## BEGIN The data
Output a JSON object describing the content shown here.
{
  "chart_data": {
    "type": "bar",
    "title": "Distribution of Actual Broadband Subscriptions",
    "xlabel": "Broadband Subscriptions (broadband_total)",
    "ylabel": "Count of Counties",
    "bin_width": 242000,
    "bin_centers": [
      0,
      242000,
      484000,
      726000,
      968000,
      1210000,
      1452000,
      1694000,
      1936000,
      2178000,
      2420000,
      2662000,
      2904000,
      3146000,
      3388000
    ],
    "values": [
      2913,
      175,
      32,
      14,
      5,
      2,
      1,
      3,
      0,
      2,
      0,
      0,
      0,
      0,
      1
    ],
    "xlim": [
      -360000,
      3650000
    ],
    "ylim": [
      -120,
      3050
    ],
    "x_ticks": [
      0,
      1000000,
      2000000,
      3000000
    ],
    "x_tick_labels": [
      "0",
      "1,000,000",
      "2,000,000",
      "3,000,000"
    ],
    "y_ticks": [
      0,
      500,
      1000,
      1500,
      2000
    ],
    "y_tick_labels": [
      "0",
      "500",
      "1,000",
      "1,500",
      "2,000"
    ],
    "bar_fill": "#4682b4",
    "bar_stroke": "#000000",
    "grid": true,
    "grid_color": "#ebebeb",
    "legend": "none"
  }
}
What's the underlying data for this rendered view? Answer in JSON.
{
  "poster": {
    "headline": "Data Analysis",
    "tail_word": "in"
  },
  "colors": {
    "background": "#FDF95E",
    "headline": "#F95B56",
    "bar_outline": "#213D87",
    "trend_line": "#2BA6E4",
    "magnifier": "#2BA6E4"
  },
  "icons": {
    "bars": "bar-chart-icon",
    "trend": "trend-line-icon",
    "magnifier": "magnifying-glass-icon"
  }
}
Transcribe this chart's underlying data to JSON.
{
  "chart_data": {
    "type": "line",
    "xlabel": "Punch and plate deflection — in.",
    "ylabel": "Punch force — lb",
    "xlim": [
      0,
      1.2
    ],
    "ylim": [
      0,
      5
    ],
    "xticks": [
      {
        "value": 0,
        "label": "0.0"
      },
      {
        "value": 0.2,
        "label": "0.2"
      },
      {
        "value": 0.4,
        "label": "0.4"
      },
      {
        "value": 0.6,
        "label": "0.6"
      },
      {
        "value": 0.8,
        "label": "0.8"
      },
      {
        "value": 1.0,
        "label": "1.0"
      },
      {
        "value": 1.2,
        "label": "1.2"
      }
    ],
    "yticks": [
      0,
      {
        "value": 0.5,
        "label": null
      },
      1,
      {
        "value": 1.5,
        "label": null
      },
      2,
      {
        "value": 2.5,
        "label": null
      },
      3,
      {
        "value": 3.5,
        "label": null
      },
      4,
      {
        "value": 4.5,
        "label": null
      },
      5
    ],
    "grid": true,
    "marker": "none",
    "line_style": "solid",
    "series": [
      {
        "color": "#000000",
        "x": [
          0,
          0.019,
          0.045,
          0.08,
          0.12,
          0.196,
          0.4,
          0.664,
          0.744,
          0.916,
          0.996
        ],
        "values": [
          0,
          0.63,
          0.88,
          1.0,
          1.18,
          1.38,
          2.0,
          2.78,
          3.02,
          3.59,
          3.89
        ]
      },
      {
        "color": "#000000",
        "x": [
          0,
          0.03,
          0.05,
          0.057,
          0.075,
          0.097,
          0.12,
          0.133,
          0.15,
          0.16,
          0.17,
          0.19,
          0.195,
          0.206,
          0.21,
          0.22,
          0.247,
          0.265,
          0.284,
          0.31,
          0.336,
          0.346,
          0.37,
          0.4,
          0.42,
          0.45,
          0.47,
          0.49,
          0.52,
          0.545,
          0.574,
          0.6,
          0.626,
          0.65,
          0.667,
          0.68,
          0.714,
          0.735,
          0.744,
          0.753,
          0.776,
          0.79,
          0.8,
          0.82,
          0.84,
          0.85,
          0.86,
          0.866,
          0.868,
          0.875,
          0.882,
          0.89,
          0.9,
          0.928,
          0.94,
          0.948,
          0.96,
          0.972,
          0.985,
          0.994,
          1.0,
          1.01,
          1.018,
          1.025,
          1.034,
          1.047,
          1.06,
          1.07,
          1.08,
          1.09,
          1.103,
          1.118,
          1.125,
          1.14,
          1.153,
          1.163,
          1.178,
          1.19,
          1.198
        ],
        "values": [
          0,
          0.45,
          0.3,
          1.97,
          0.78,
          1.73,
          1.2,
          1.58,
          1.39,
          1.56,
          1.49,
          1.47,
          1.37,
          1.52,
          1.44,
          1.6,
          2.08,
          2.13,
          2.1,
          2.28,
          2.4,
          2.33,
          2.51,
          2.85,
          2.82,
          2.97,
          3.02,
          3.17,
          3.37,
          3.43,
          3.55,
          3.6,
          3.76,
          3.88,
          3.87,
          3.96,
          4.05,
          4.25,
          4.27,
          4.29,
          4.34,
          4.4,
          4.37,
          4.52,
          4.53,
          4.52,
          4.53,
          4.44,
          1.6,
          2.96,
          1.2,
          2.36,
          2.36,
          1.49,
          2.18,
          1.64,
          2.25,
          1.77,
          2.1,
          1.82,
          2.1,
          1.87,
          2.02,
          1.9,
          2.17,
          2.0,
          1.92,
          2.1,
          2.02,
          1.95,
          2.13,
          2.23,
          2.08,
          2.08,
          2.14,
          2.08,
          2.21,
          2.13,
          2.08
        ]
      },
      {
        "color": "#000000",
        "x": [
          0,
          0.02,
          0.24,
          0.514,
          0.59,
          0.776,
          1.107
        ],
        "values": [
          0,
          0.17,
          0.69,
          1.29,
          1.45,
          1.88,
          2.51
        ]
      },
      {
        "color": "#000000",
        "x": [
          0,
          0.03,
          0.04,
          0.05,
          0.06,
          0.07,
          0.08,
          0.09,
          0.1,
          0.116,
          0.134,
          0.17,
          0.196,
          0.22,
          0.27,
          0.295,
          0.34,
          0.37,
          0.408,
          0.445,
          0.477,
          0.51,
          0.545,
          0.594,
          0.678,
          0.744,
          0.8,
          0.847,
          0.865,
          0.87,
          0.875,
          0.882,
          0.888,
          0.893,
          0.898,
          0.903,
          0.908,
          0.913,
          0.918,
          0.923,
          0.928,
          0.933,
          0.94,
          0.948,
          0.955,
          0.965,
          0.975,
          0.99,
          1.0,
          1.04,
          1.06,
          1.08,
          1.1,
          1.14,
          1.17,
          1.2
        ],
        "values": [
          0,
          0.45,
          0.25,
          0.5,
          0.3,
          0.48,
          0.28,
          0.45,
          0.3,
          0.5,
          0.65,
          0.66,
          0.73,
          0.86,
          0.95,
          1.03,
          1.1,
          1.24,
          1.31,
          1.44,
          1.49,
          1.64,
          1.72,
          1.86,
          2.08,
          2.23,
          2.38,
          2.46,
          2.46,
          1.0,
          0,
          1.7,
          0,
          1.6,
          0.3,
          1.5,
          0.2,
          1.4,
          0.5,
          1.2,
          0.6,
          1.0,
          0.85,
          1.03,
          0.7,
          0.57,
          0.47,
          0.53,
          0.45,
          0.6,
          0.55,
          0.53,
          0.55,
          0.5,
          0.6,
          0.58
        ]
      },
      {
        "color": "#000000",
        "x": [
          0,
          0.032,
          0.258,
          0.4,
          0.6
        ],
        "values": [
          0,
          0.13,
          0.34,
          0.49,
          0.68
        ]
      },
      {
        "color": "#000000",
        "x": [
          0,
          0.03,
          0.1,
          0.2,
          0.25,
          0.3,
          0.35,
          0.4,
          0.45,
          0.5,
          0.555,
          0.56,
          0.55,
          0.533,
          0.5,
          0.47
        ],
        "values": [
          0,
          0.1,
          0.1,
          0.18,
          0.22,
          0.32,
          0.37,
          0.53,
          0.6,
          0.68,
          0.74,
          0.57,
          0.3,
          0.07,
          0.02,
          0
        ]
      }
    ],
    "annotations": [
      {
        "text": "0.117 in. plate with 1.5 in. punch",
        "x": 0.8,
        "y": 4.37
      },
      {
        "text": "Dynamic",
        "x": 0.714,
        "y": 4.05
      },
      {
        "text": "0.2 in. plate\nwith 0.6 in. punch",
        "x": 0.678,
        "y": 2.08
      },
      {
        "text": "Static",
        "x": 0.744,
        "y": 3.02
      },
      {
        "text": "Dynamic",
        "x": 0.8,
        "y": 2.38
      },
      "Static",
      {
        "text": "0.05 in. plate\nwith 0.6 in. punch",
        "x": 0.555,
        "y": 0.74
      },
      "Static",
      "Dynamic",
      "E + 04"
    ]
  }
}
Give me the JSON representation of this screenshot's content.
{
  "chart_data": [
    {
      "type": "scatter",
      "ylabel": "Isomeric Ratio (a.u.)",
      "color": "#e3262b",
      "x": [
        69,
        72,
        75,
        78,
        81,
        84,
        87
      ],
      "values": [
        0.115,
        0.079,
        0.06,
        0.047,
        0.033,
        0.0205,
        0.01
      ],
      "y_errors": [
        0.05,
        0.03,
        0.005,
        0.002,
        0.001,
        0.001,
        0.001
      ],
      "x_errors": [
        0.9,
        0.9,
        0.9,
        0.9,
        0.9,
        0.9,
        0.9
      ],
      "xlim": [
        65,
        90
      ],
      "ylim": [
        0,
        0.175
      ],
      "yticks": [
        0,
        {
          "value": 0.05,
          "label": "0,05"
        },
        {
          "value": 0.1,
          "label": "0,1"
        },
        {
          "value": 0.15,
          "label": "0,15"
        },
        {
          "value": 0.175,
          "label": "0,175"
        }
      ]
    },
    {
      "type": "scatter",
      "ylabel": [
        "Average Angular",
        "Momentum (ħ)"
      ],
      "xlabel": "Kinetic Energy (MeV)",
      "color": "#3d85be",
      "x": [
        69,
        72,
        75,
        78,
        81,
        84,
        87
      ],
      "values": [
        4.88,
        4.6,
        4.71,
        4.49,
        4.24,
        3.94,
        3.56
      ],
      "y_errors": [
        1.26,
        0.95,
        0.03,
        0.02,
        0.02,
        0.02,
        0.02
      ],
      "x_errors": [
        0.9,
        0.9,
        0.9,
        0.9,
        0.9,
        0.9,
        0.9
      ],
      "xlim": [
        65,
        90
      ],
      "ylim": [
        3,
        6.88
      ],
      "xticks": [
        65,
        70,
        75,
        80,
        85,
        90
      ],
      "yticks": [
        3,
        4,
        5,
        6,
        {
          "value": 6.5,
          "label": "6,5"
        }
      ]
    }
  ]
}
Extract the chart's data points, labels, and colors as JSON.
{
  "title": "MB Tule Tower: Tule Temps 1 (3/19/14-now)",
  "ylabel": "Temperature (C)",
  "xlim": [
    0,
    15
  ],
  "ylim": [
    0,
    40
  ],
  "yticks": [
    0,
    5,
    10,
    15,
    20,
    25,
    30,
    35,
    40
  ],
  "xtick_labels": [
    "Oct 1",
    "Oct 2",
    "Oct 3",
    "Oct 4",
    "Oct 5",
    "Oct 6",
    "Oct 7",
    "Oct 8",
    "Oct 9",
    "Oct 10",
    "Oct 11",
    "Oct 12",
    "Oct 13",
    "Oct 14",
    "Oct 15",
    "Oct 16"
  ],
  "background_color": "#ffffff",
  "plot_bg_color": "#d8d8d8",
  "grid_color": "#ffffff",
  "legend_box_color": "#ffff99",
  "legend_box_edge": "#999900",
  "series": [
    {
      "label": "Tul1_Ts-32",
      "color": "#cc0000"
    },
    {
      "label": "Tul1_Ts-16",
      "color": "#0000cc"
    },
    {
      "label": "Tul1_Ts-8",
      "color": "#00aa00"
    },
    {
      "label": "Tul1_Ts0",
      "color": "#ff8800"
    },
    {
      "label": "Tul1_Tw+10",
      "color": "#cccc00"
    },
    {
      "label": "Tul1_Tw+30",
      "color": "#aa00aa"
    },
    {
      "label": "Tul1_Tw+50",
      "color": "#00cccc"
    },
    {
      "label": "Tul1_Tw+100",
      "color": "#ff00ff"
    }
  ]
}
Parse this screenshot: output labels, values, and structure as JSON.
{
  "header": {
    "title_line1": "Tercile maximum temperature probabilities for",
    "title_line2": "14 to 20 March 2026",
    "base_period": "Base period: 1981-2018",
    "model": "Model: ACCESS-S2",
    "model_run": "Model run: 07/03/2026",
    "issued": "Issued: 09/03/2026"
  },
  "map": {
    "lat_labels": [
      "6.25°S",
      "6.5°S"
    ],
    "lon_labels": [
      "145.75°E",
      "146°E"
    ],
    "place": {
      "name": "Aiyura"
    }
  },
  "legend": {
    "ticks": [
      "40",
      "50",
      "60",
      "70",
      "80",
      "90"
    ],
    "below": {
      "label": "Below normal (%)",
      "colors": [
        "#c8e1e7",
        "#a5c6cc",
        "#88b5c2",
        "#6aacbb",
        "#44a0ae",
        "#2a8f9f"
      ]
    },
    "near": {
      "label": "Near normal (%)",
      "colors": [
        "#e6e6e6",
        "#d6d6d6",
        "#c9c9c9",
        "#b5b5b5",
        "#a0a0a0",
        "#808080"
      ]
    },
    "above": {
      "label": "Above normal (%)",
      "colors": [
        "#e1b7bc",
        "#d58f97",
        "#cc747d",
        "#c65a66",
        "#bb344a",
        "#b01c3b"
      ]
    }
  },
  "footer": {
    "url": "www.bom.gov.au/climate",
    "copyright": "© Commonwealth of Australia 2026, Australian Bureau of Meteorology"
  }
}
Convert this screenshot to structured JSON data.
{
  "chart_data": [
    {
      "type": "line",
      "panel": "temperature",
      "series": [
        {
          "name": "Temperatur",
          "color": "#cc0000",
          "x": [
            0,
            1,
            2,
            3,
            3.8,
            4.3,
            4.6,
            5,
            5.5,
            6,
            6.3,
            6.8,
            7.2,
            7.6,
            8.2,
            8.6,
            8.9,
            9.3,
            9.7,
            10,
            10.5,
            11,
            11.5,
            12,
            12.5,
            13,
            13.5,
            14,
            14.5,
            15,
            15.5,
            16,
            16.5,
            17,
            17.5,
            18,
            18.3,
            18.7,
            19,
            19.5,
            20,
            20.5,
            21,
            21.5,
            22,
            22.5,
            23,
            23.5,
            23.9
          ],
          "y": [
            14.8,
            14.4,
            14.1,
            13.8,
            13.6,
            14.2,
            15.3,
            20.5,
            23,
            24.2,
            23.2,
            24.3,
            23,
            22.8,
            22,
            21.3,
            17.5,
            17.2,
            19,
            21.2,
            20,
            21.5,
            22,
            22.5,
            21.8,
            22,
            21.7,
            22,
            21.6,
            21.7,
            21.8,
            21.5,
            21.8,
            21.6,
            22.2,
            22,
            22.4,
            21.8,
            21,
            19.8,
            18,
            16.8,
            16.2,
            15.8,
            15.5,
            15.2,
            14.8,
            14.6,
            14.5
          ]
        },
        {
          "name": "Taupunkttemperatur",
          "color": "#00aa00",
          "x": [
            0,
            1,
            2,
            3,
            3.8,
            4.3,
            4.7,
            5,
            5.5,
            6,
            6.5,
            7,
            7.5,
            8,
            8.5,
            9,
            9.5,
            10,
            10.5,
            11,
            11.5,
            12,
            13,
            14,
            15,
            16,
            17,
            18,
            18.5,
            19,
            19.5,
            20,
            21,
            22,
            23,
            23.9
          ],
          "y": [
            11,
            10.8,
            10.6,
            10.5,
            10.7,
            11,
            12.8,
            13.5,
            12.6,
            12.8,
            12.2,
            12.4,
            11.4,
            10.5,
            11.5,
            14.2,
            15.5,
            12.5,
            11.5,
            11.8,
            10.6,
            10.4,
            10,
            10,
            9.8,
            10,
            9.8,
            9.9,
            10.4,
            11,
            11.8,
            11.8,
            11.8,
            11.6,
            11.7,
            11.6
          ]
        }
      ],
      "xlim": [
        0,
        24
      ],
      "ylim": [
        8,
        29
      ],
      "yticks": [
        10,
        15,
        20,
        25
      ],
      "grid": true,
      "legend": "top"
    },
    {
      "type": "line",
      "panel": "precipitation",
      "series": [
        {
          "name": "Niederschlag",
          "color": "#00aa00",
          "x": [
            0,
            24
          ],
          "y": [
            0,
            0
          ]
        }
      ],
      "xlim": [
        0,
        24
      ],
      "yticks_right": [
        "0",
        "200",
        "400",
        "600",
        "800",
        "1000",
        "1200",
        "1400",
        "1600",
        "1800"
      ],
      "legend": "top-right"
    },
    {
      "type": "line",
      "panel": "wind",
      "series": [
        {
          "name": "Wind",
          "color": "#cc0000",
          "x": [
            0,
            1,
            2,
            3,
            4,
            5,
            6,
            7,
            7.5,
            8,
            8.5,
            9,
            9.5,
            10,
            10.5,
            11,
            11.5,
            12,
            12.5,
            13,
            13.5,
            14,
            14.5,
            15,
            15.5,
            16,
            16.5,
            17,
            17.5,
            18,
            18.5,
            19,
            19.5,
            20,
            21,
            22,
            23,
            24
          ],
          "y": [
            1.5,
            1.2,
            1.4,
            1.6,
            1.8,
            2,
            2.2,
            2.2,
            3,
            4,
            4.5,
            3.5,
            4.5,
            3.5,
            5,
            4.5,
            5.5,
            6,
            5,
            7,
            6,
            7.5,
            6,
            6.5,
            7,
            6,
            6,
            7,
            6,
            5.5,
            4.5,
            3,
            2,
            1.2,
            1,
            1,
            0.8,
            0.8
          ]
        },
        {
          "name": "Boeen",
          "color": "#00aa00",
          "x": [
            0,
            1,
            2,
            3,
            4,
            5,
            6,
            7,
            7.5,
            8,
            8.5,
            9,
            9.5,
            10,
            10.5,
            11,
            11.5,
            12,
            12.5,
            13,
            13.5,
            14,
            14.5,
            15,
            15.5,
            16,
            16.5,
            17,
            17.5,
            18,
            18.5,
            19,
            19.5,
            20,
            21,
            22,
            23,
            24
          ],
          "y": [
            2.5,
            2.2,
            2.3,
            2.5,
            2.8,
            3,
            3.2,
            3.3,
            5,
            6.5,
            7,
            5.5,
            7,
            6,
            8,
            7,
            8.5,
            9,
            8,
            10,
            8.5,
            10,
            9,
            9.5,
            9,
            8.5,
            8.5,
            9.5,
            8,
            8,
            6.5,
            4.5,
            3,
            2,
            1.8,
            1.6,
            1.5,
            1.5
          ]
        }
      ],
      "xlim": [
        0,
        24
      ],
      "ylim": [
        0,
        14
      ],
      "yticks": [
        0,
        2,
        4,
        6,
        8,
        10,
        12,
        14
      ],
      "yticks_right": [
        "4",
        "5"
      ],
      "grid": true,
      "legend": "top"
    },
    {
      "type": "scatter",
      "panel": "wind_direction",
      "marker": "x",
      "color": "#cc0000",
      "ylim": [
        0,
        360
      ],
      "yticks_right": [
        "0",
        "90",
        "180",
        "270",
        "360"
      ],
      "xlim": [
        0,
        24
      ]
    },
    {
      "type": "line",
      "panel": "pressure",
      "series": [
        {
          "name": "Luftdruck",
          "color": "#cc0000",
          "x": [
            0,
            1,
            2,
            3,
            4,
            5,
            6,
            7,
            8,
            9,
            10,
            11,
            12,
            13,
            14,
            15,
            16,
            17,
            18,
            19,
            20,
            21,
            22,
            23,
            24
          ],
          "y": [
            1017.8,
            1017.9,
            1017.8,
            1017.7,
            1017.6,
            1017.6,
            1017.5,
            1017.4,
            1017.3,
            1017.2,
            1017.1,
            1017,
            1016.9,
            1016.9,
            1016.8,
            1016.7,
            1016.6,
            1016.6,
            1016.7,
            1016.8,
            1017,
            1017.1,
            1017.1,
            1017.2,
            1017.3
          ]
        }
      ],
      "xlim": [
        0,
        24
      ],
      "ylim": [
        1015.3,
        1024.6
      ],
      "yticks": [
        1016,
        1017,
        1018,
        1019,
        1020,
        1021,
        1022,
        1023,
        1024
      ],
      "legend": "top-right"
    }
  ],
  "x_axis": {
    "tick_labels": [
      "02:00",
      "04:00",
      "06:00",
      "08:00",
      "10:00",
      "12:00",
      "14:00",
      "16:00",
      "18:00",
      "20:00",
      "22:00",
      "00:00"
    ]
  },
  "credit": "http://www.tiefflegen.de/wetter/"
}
## END The data
◆ Short task: Which lines of the data include "Model"? Copy each of them.

◆ Result for this task:
    "model": "Model: ACCESS-S2",
    "model_run": "Model run: 07/03/2026",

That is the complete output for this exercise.